__Goal__
Print all entries word for word.

-- BEGIN Listed entries --

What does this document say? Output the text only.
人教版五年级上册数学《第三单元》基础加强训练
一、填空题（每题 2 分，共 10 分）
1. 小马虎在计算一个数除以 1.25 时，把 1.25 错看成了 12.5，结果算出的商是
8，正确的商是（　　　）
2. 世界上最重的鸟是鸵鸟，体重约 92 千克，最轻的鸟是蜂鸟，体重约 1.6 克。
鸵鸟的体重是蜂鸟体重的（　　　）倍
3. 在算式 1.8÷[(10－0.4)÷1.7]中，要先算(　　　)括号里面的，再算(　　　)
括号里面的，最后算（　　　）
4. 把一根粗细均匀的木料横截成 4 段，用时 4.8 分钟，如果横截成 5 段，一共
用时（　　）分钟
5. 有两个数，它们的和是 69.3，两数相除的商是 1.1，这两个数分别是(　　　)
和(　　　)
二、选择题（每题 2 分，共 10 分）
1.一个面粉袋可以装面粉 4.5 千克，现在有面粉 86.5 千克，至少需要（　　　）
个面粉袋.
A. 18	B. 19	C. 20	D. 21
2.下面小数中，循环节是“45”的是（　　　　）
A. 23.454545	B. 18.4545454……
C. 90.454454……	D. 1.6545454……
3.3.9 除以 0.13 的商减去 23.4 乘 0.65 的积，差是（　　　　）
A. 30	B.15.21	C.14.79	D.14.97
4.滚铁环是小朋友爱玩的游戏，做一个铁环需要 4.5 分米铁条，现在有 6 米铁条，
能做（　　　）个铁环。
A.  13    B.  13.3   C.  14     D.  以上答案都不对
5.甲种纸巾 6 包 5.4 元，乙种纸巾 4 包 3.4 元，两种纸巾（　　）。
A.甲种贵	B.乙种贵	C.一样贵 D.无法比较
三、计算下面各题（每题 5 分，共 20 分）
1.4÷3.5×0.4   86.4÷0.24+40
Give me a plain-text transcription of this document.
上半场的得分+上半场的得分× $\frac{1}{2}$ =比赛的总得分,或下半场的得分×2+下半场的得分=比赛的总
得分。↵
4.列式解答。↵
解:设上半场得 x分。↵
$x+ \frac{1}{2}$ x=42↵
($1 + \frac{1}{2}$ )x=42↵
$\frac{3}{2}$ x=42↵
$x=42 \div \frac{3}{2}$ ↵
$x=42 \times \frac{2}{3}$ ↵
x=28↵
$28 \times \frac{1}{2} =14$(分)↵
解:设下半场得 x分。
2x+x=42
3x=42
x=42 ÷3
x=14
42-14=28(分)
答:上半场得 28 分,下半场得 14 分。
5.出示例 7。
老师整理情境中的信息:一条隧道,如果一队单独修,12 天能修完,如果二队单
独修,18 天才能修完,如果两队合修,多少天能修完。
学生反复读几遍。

-- END Listed entries --

__Result for this exercise__
What does this document say? Output the text only.
人教版五年级上册数学《第三单元》基础加强训练
一、填空题（每题 2 分，共 10 分）
1. 小马虎在计算一个数除以 1.25 时，把 1.25 错看成了 12.5，结果算出的商是
8，正确的商是（　　　）
2. 世界上最重的鸟是鸵鸟，体重约 92 千克，最轻的鸟是蜂鸟，体重约 1.6 克。
鸵鸟的体重是蜂鸟体重的（　　　）倍
3. 在算式 1.8÷[(10－0.4)÷1.7]中，要先算(　　　)括号里面的，再算(　　　)
括号里面的，最后算（　　　）
4. 把一根粗细均匀的木料横截成 4 段，用时 4.8 分钟，如果横截成 5 段，一共
用时（　　）分钟
5. 有两个数，它们的和是 69.3，两数相除的商是 1.1，这两个数分别是(　　　)
和(　　　)
二、选择题（每题 2 分，共 10 分）
1.一个面粉袋可以装面粉 4.5 千克，现在有面粉 86.5 千克，至少需要（　　　）
个面粉袋.
A. 18	B. 19	C. 20	D. 21
2.下面小数中，循环节是“45”的是（　　　　）
A. 23.454545	B. 18.4545454……
C. 90.454454……	D. 1.6545454……
3.3.9 除以 0.13 的商减去 23.4 乘 0.65 的积，差是（　　　　）
A. 30	B.15.21	C.14.79	D.14.97
4.滚铁环是小朋友爱玩的游戏，做一个铁环需要 4.5 分米铁条，现在有 6 米铁条，
能做（　　　）个铁环。
A.  13    B.  13.3   C.  14     D.  以上答案都不对
5.甲种纸巾 6 包 5.4 元，乙种纸巾 4 包 3.4 元，两种纸巾（　　）。
A.甲种贵	B.乙种贵	C.一样贵 D.无法比较
三、计算下面各题（每题 5 分，共 20 分）
1.4÷3.5×0.4   86.4÷0.24+40
Give me a plain-text transcription of this document.
上半场的得分+上半场的得分× $\frac{1}{2}$ =比赛的总得分,或下半场的得分×2+下半场的得分=比赛的总
得分。↵
4.列式解答。↵
解:设上半场得 x分。↵
$x+ \frac{1}{2}$ x=42↵
($1 + \frac{1}{2}$ )x=42↵
$\frac{3}{2}$ x=42↵
$x=42 \div \frac{3}{2}$ ↵
$x=42 \times \frac{2}{3}$ ↵
x=28↵
$28 \times \frac{1}{2} =14$(分)↵
解:设下半场得 x分。
2x+x=42
3x=42
x=42 ÷3
x=14
42-14=28(分)
答:上半场得 28 分,下半场得 14 分。
5.出示例 7。
老师整理情境中的信息:一条隧道,如果一队单独修,12 天能修完,如果二队单
独修,18 天才能修完,如果两队合修,多少天能修完。
学生反复读几遍。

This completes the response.